- Description of the task
Exclude the pictures, then copy all remaining records exactly.

- Given records
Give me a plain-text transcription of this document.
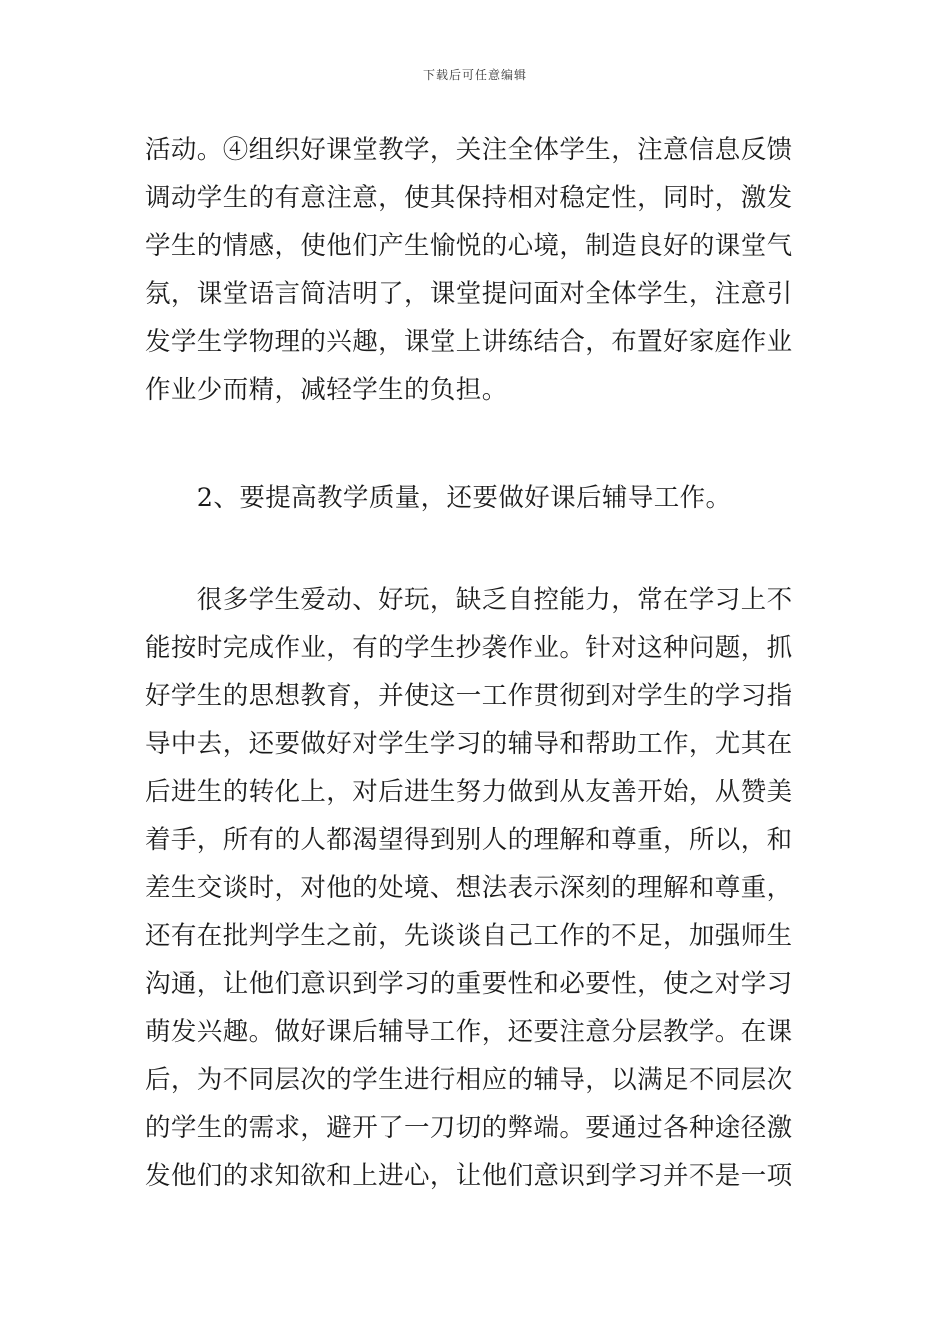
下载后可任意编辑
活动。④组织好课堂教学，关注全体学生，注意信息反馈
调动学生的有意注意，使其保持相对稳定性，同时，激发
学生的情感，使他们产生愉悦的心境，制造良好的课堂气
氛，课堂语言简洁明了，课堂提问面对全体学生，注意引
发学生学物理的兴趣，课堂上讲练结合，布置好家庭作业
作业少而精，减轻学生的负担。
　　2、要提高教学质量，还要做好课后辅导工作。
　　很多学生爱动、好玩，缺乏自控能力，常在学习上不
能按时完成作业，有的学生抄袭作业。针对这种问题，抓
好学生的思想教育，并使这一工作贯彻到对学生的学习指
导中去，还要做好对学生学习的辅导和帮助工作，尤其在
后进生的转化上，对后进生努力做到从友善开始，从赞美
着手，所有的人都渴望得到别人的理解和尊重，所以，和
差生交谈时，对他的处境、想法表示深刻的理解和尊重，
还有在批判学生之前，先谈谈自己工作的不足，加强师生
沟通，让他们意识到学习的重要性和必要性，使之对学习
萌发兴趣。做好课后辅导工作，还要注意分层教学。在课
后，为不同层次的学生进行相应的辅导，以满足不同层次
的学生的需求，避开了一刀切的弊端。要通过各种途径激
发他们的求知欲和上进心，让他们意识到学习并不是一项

- Written answer
Give me a plain-text transcription of this document.
下载后可任意编辑
活动。④组织好课堂教学，关注全体学生，注意信息反馈
调动学生的有意注意，使其保持相对稳定性，同时，激发
学生的情感，使他们产生愉悦的心境，制造良好的课堂气
氛，课堂语言简洁明了，课堂提问面对全体学生，注意引
发学生学物理的兴趣，课堂上讲练结合，布置好家庭作业
作业少而精，减轻学生的负担。
　　2、要提高教学质量，还要做好课后辅导工作。
　　很多学生爱动、好玩，缺乏自控能力，常在学习上不
能按时完成作业，有的学生抄袭作业。针对这种问题，抓
好学生的思想教育，并使这一工作贯彻到对学生的学习指
导中去，还要做好对学生学习的辅导和帮助工作，尤其在
后进生的转化上，对后进生努力做到从友善开始，从赞美
着手，所有的人都渴望得到别人的理解和尊重，所以，和
差生交谈时，对他的处境、想法表示深刻的理解和尊重，
还有在批判学生之前，先谈谈自己工作的不足，加强师生
沟通，让他们意识到学习的重要性和必要性，使之对学习
萌发兴趣。做好课后辅导工作，还要注意分层教学。在课
后，为不同层次的学生进行相应的辅导，以满足不同层次
的学生的需求，避开了一刀切的弊端。要通过各种途径激
发他们的求知欲和上进心，让他们意识到学习并不是一项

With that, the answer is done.